# SET PROBLEM:
Pictures do not belong in your copy. Repeat all the other data exactly.

━━━━

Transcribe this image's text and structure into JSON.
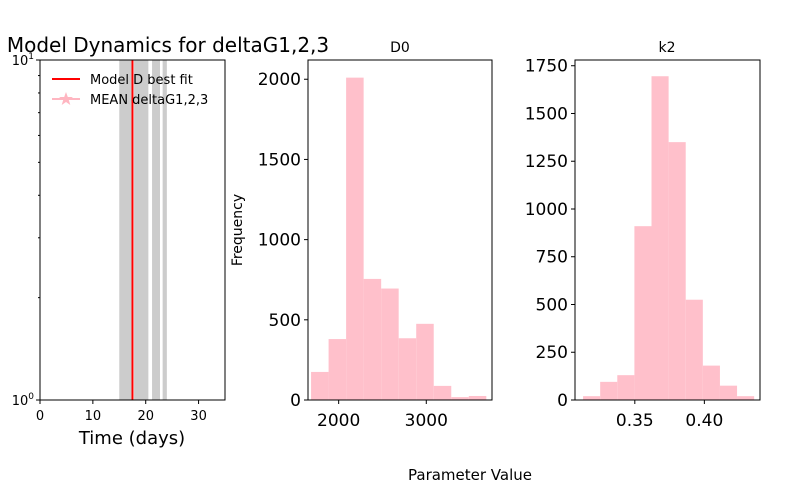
{
  "figure": {
    "common_xlabel": "Parameter Value"
  },
  "chart_data": [
    {
      "type": "line",
      "title": "Model Dynamics for deltaG1,2,3",
      "xlabel": "Time (days)",
      "ylabel": "",
      "xlim": [
        0,
        35
      ],
      "xticks": [
        "0",
        "10",
        "20",
        "30"
      ],
      "yscale": "log",
      "yticks": [
        "10^0",
        "10^1"
      ],
      "ylim": [
        1,
        10
      ],
      "grid": false,
      "legend": {
        "placement": "top-left",
        "entries": [
          {
            "label": " Model D best fit",
            "color": "#ff0000",
            "marker": "none"
          },
          {
            "label": "MEAN deltaG1,2,3",
            "color": "#ffb6c1",
            "marker": "star"
          }
        ]
      },
      "vline": {
        "name": "Model D best fit",
        "x": 17.5,
        "color": "#ff0000"
      },
      "bands": [
        {
          "x0": 15.0,
          "x1": 17.3
        },
        {
          "x0": 17.8,
          "x1": 20.5
        },
        {
          "x0": 21.2,
          "x1": 22.7
        },
        {
          "x0": 23.2,
          "x1": 24.0
        }
      ],
      "band_color": "#cccccc"
    },
    {
      "type": "bar",
      "title": "D0",
      "ylabel": "Frequency",
      "xlim": [
        1650,
        3750
      ],
      "ylim": [
        0,
        2120
      ],
      "xticks": [
        "2000",
        "3000"
      ],
      "yticks": [
        "0",
        "500",
        "1000",
        "1500",
        "2000"
      ],
      "bin_start": 1685,
      "bin_width": 200,
      "values": [
        175,
        380,
        2010,
        755,
        695,
        385,
        475,
        88,
        18,
        25
      ],
      "color": "#ffc0cb"
    },
    {
      "type": "bar",
      "title": "k2",
      "ylabel": "",
      "xlim": [
        0.307,
        0.44
      ],
      "ylim": [
        0,
        1780
      ],
      "xticks": [
        "0.35",
        "0.40"
      ],
      "yticks": [
        "0",
        "250",
        "500",
        "750",
        "1000",
        "1250",
        "1500",
        "1750"
      ],
      "bin_start": 0.3128,
      "bin_width": 0.0123,
      "values": [
        20,
        95,
        130,
        910,
        1695,
        1350,
        525,
        180,
        75,
        20
      ],
      "color": "#ffc0cb"
    }
  ]
}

━━━━

# RESPONSE FOR THIS EXERCISE:
Transcribe this image's text and structure into JSON.
{
  "figure": {
    "common_xlabel": "Parameter Value"
  },
  "chart_data": [
    {
      "type": "line",
      "title": "Model Dynamics for deltaG1,2,3",
      "xlabel": "Time (days)",
      "ylabel": "",
      "xlim": [
        0,
        35
      ],
      "xticks": [
        "0",
        "10",
        "20",
        "30"
      ],
      "yscale": "log",
      "yticks": [
        "10^0",
        "10^1"
      ],
      "ylim": [
        1,
        10
      ],
      "grid": false,
      "legend": {
        "placement": "top-left",
        "entries": [
          {
            "label": " Model D best fit",
            "color": "#ff0000",
            "marker": "none"
          },
          {
            "label": "MEAN deltaG1,2,3",
            "color": "#ffb6c1",
            "marker": "star"
          }
        ]
      },
      "vline": {
        "name": "Model D best fit",
        "x": 17.5,
        "color": "#ff0000"
      },
      "bands": [
        {
          "x0": 15.0,
          "x1": 17.3
        },
        {
          "x0": 17.8,
          "x1": 20.5
        },
        {
          "x0": 21.2,
          "x1": 22.7
        },
        {
          "x0": 23.2,
          "x1": 24.0
        }
      ],
      "band_color": "#cccccc"
    },
    {
      "type": "bar",
      "title": "D0",
      "ylabel": "Frequency",
      "xlim": [
        1650,
        3750
      ],
      "ylim": [
        0,
        2120
      ],
      "xticks": [
        "2000",
        "3000"
      ],
      "yticks": [
        "0",
        "500",
        "1000",
        "1500",
        "2000"
      ],
      "bin_start": 1685,
      "bin_width": 200,
      "values": [
        175,
        380,
        2010,
        755,
        695,
        385,
        475,
        88,
        18,
        25
      ],
      "color": "#ffc0cb"
    },
    {
      "type": "bar",
      "title": "k2",
      "ylabel": "",
      "xlim": [
        0.307,
        0.44
      ],
      "ylim": [
        0,
        1780
      ],
      "xticks": [
        "0.35",
        "0.40"
      ],
      "yticks": [
        "0",
        "250",
        "500",
        "750",
        "1000",
        "1250",
        "1500",
        "1750"
      ],
      "bin_start": 0.3128,
      "bin_width": 0.0123,
      "values": [
        20,
        95,
        130,
        910,
        1695,
        1350,
        525,
        180,
        75,
        20
      ],
      "color": "#ffc0cb"
    }
  ]
}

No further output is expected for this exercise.